● **WHAT IS REQUIRED**: Find all lines in the records that include the word "eldiven", and copy them out.

● **RECORDS FOR THE EXERCISE**:

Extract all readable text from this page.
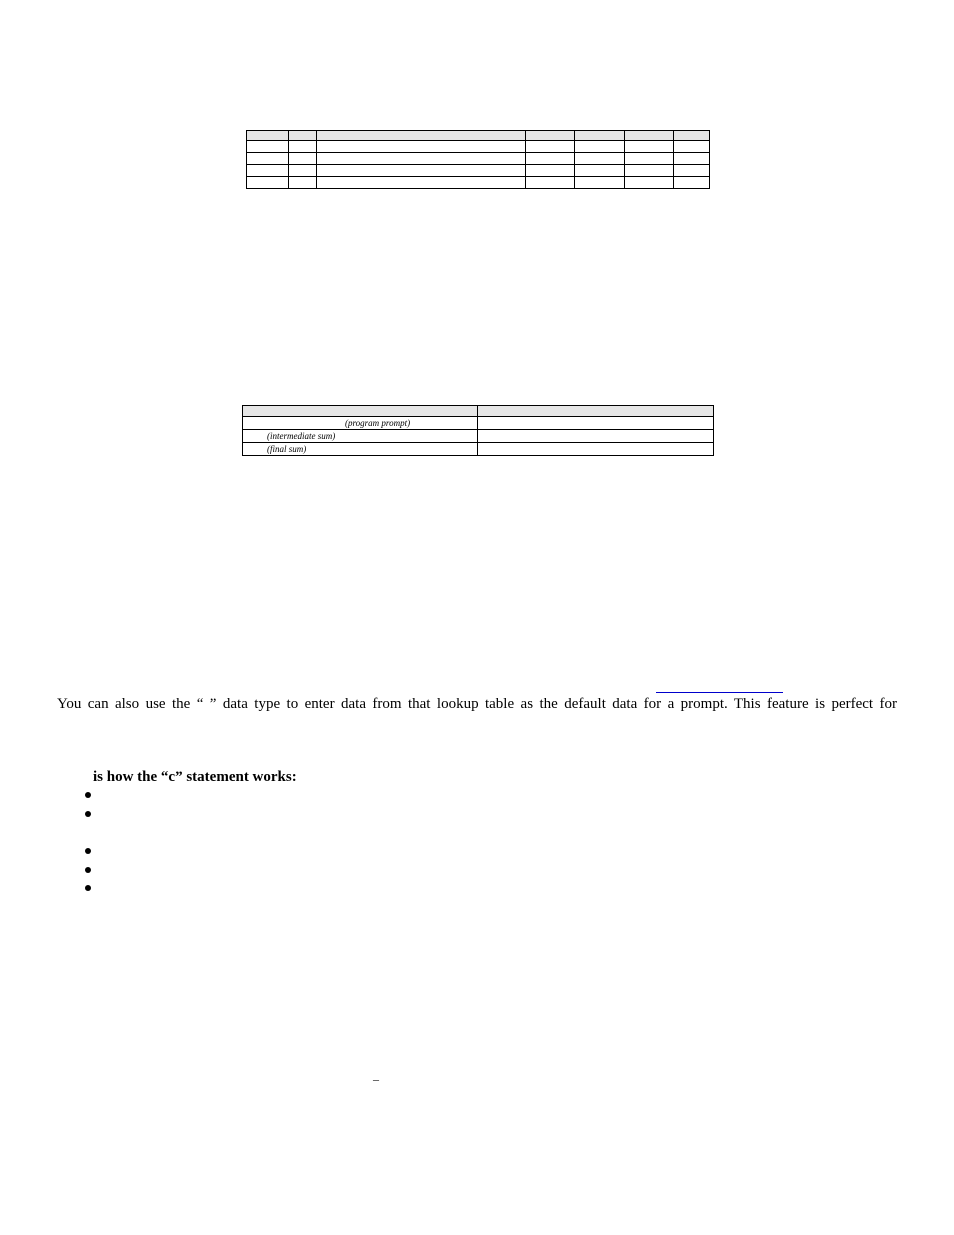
(program prompt)	
(intermediate sum)	
(final sum)	
You can also use the “ ” data type to enter data from that lookup table as the default data for a prompt. This feature is perfect for
is how the “c” statement works:
–
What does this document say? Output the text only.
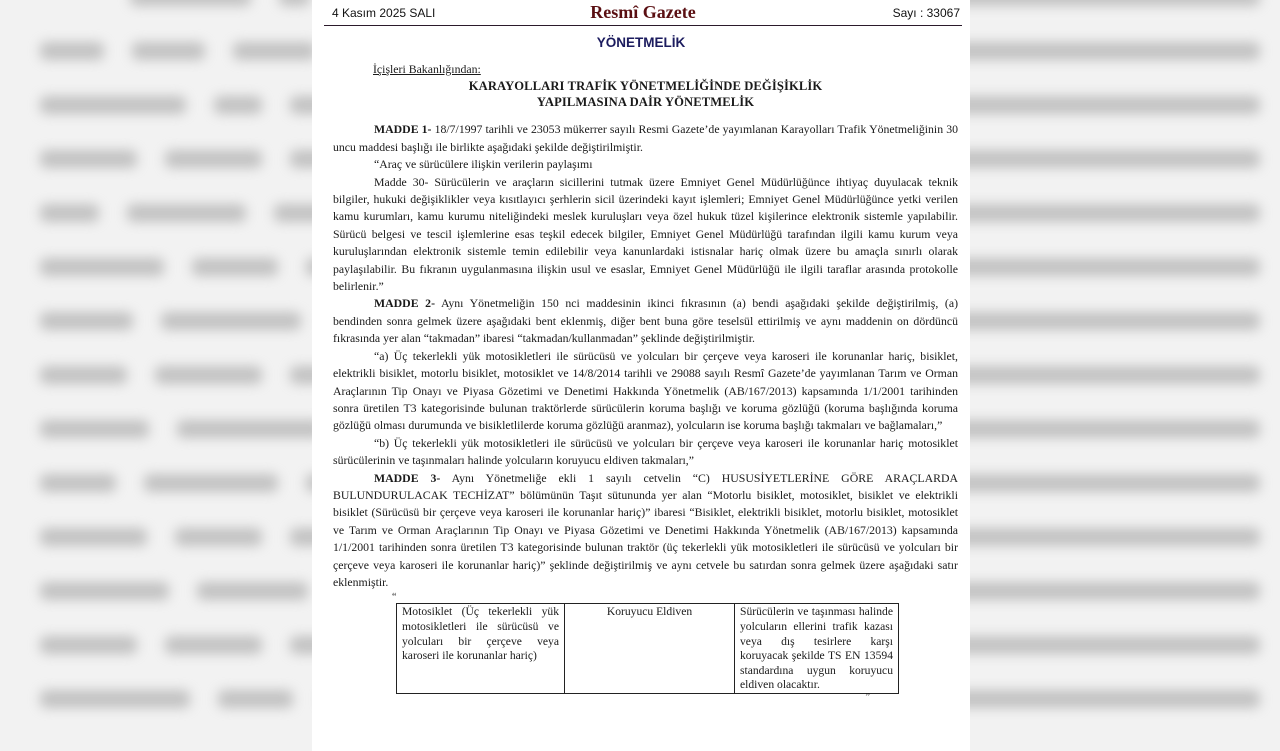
4 Kasım 2025 SALI	Resmî Gazete	Sayı : 33067
YÖNETMELİK
İçişleri Bakanlığından:
KARAYOLLARI TRAFİK YÖNETMELİĞİNDE DEĞİŞİKLİK
YAPILMASINA DAİR YÖNETMELİK

MADDE 1- 18/7/1997 tarihli ve 23053 mükerrer sayılı Resmi Gazete’de yayımlanan Karayolları Trafik Yönetmeliğinin 30 uncu maddesi başlığı ile birlikte aşağıdaki şekilde değiştirilmiştir.

“Araç ve sürücülere ilişkin verilerin paylaşımı

Madde 30- Sürücülerin ve araçların sicillerini tutmak üzere Emniyet Genel Müdürlüğünce ihtiyaç duyulacak teknik bilgiler, hukuki değişiklikler veya kısıtlayıcı şerhlerin sicil üzerindeki kayıt işlemleri; Emniyet Genel Müdürlüğünce yetki verilen kamu kurumları, kamu kurumu niteliğindeki meslek kuruluşları veya özel hukuk tüzel kişilerince elektronik sistemle yapılabilir. Sürücü belgesi ve tescil işlemlerine esas teşkil edecek bilgiler, Emniyet Genel Müdürlüğü tarafından ilgili kamu kurum veya kuruluşlarından elektronik sistemle temin edilebilir veya kanunlardaki istisnalar hariç olmak üzere bu amaçla sınırlı olarak paylaşılabilir. Bu fıkranın uygulanmasına ilişkin usul ve esaslar, Emniyet Genel Müdürlüğü ile ilgili taraflar arasında protokolle belirlenir.”

MADDE 2- Aynı Yönetmeliğin 150 nci maddesinin ikinci fıkrasının (a) bendi aşağıdaki şekilde değiştirilmiş, (a) bendinden sonra gelmek üzere aşağıdaki bent eklenmiş, diğer bent buna göre teselsül ettirilmiş ve aynı maddenin on dördüncü fıkrasında yer alan “takmadan” ibaresi “takmadan/kullanmadan” şeklinde değiştirilmiştir.

“a) Üç tekerlekli yük motosikletleri ile sürücüsü ve yolcuları bir çerçeve veya karoseri ile korunanlar hariç, bisiklet, elektrikli bisiklet, motorlu bisiklet, motosiklet ve 14/8/2014 tarihli ve 29088 sayılı Resmî Gazete’de yayımlanan Tarım ve Orman Araçlarının Tip Onayı ve Piyasa Gözetimi ve Denetimi Hakkında Yönetmelik (AB/167/2013) kapsamında 1/1/2001 tarihinden sonra üretilen T3 kategorisinde bulunan traktörlerde sürücülerin koruma başlığı ve koruma gözlüğü (koruma başlığında koruma gözlüğü olması durumunda ve bisikletlilerde koruma gözlüğü aranmaz), yolcuların ise koruma başlığı takmaları ve bağlamaları,”

“b) Üç tekerlekli yük motosikletleri ile sürücüsü ve yolcuları bir çerçeve veya karoseri ile korunanlar hariç motosiklet sürücülerinin ve taşınmaları halinde yolcuların koruyucu eldiven takmaları,”

MADDE 3- Aynı Yönetmeliğe ekli 1 sayılı cetvelin “C) HUSUSİYETLERİNE GÖRE ARAÇLARDA BULUNDURULACAK TECHİZAT” bölümünün Taşıt sütununda yer alan “Motorlu bisiklet, motosiklet, bisiklet ve elektrikli bisiklet (Sürücüsü bir çerçeve veya karoseri ile korunanlar hariç)” ibaresi “Bisiklet, elektrikli bisiklet, motorlu bisiklet, motosiklet ve Tarım ve Orman Araçlarının Tip Onayı ve Piyasa Gözetimi ve Denetimi Hakkında Yönetmelik (AB/167/2013) kapsamında 1/1/2001 tarihinden sonra üretilen T3 kategorisinde bulunan traktör (üç tekerlekli yük motosikletleri ile sürücüsü ve yolcuları bir çerçeve veya karoseri ile korunanlar hariç)” şeklinde değiştirilmiş ve aynı cetvele bu satırdan sonra gelmek üzere aşağıdaki satır eklenmiştir.

“
Motosiklet (Üç tekerlekli yük motosikletleri ile sürücüsü ve yolcuları bir çerçeve veya karoseri ile korunanlar hariç)	Koruyucu Eldiven	Sürücülerin ve taşınması halinde yolcuların ellerini trafik kazası veya dış tesirlere karşı koruyacak şekilde TS EN 13594 standardına uygun koruyucu eldiven olacaktır.
”
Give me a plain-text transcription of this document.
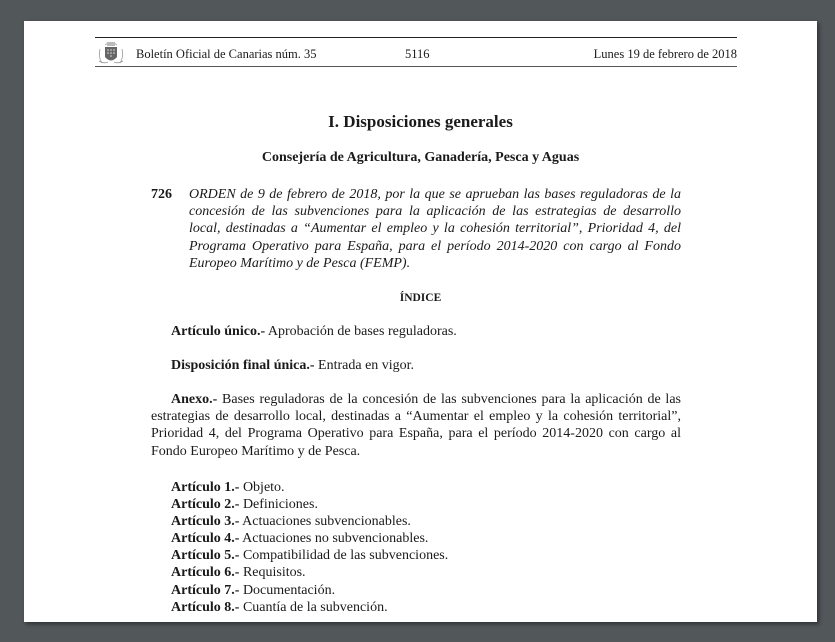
Boletín Oficial de Canarias núm. 35	5116	Lunes 19 de febrero de 2018
I. Disposiciones generales
Consejería de Agricultura, Ganadería, Pesca y Aguas
726 ORDEN de 9 de febrero de 2018, por la que se aprueban las bases reguladoras de la concesión de las subvenciones para la aplicación de las estrategias de desarrollo local, destinadas a “Aumentar el empleo y la cohesión territorial”, Prioridad 4, del Programa Operativo para España, para el período 2014-2020 con cargo al Fondo Europeo Marítimo y de Pesca (FEMP).
ÍNDICE
Artículo único.- Aprobación de bases reguladoras.
Disposición final única.- Entrada en vigor.
Anexo.- Bases reguladoras de la concesión de las subvenciones para la aplicación de las estrategias de desarrollo local, destinadas a “Aumentar el empleo y la cohesión territorial”, Prioridad 4, del Programa Operativo para España, para el período 2014-2020 con cargo al Fondo Europeo Marítimo y de Pesca.
Artículo 1.- Objeto.
Artículo 2.- Definiciones.
Artículo 3.- Actuaciones subvencionables.
Artículo 4.- Actuaciones no subvencionables.
Artículo 5.- Compatibilidad de las subvenciones.
Artículo 6.- Requisitos.
Artículo 7.- Documentación.
Artículo 8.- Cuantía de la subvención.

● **OUTPUT FOR THIS EXERCISE**:
“b) Üç tekerlekli yük motosikletleri ile sürücüsü ve yolcuları bir çerçeve veya karoseri ile korunanlar hariç motosiklet sürücülerinin ve taşınmaları halinde yolcuların koruyucu eldiven takmaları,”
Motosiklet (Üç tekerlekli yük motosikletleri ile sürücüsü ve yolcuları bir çerçeve veya karoseri ile korunanlar hariç)	Koruyucu Eldiven	Sürücülerin ve taşınması halinde yolcuların ellerini trafik kazası veya dış tesirlere karşı koruyacak şekilde TS EN 13594 standardına uygun koruyucu eldiven olacaktır.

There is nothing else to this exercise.